- _Task 1_: In the article on Tom Watson and YouTube, rewrite the part that opens with the words containing "While he may" and closes with "to far-right intimidation.", putting "far-right harassment" in place of "far-right intimidation".
- _Task 2_: According to the article on Tom Watson and YouTube, what did Yaxley Lennon do after the police escorted him away from the journalist's home?

- _Selected extract_:
## Start

While he may have displeased some of his Labour Party colleagues, and not a few of the members, over his differences with General Secretary Jennie Formby in the way Labour has dealt with allegations of anti-Semitism, deputy leader Tom Watson has not been backward in coming forward to do the right thing when it comes to far-right intimidation.
So it was that he stood up in the Commons today and put his case directly. “Every social media platform other than YouTube has taken down Stephen Yaxley Lennon’s profile because of his hateful conduct. Late on Monday night, Yaxley Lennon turned up at a journalist’s home, banging on the doors and windows, demanding to be let in. After being escorted away by Police, he returned at 5am and continued his intimidation.”

There was more. “The incident was livestreamed. He later warned journalists in a YouTube video to expect ‘a knock on the door’. Does the Secretary of State think it is right that YouTube, and the parent company Alphabet, continues to give this man a platform?

## End

- _Material_:
## Start

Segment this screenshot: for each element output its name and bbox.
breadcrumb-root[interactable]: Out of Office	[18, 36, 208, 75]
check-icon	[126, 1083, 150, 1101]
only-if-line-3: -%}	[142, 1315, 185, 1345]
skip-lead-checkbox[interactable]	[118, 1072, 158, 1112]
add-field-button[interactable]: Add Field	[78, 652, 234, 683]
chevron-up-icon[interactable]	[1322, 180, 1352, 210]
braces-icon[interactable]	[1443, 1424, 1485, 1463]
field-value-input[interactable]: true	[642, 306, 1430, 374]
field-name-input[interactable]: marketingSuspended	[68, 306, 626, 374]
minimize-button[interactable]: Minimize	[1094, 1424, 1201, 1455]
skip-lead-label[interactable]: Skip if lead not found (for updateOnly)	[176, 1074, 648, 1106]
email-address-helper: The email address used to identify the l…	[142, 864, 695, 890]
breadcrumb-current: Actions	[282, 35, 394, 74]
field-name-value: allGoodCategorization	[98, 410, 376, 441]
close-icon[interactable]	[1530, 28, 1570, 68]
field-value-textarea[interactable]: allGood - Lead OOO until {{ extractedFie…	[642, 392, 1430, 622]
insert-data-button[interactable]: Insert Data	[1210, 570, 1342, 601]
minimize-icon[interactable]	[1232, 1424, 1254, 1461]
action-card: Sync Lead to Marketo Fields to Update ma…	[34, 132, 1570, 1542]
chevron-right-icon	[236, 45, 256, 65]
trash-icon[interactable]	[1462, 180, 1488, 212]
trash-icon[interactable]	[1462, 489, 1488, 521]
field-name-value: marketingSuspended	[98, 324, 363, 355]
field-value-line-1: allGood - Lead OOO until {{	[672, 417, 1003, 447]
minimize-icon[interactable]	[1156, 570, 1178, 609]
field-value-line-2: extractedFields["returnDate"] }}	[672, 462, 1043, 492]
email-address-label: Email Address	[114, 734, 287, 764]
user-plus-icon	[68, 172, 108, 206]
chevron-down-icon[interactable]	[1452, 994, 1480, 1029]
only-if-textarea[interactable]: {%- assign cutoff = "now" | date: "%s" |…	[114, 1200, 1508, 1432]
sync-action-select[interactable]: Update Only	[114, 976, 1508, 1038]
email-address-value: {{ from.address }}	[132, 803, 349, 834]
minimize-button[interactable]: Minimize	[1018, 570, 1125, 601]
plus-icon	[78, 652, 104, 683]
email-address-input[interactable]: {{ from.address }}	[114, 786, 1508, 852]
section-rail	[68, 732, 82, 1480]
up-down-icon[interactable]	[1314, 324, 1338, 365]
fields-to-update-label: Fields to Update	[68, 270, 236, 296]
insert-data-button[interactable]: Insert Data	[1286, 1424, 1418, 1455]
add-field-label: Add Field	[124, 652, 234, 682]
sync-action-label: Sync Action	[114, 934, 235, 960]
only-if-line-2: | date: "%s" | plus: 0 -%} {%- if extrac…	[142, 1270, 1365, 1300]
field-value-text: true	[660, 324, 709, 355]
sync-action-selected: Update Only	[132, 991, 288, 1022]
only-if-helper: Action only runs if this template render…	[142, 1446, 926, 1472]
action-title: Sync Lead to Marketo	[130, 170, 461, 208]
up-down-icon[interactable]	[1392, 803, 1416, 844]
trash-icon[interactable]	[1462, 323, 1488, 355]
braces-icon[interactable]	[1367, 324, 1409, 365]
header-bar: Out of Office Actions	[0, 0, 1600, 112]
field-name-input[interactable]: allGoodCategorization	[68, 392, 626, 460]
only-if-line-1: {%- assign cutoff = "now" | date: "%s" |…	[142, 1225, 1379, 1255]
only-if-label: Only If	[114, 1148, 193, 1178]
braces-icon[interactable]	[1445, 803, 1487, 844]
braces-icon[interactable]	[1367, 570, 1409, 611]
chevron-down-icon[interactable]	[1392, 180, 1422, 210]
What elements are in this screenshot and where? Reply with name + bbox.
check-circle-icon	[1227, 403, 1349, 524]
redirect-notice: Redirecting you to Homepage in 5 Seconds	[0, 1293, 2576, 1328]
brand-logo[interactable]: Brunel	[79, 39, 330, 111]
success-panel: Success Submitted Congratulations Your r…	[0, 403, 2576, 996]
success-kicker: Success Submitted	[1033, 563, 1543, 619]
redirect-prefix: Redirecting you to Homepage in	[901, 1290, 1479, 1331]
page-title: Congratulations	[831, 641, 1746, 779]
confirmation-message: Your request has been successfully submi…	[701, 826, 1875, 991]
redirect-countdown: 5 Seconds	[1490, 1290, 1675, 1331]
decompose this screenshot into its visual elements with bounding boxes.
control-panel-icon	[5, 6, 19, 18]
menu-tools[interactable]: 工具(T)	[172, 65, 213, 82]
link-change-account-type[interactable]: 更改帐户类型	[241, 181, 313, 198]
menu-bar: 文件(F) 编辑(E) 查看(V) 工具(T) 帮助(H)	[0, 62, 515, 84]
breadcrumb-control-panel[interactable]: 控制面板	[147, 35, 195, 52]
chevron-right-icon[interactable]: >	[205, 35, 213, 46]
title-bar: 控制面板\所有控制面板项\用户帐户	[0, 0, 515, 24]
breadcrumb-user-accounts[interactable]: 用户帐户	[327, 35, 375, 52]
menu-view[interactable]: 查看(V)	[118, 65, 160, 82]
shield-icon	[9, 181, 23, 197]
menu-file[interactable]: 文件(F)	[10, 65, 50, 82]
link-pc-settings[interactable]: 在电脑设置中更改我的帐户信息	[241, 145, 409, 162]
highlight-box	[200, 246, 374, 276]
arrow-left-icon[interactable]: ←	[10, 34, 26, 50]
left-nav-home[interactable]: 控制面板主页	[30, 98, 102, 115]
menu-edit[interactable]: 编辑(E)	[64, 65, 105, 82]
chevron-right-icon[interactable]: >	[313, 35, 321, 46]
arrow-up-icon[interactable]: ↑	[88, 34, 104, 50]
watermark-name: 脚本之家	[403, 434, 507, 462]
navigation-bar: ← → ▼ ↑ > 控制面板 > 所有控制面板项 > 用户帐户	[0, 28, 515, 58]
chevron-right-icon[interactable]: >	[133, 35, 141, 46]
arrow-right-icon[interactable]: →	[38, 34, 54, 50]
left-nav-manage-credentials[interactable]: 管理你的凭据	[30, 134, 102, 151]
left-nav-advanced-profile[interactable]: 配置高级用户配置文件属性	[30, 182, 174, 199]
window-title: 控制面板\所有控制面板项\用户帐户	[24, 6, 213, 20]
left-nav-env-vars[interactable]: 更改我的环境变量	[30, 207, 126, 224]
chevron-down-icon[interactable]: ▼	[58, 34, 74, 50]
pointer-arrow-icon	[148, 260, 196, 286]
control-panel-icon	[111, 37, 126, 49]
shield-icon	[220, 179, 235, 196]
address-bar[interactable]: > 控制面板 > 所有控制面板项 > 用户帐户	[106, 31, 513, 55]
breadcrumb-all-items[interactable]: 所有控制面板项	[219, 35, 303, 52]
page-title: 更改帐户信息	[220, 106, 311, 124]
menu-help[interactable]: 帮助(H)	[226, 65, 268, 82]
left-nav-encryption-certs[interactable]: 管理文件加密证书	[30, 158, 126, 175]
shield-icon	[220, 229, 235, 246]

## End

- _Full response 1_:
While he may have displeased some of his Labour Party colleagues, and not a few of the members, over his differences with General Secretary Jennie Formby in the way Labour has dealt with allegations of anti-Semitism, deputy leader Tom Watson has not been backward in coming forward to do the right thing when it comes to far-right harassment.

- _Full response 2_: He returned at 5am and continued his intimidation.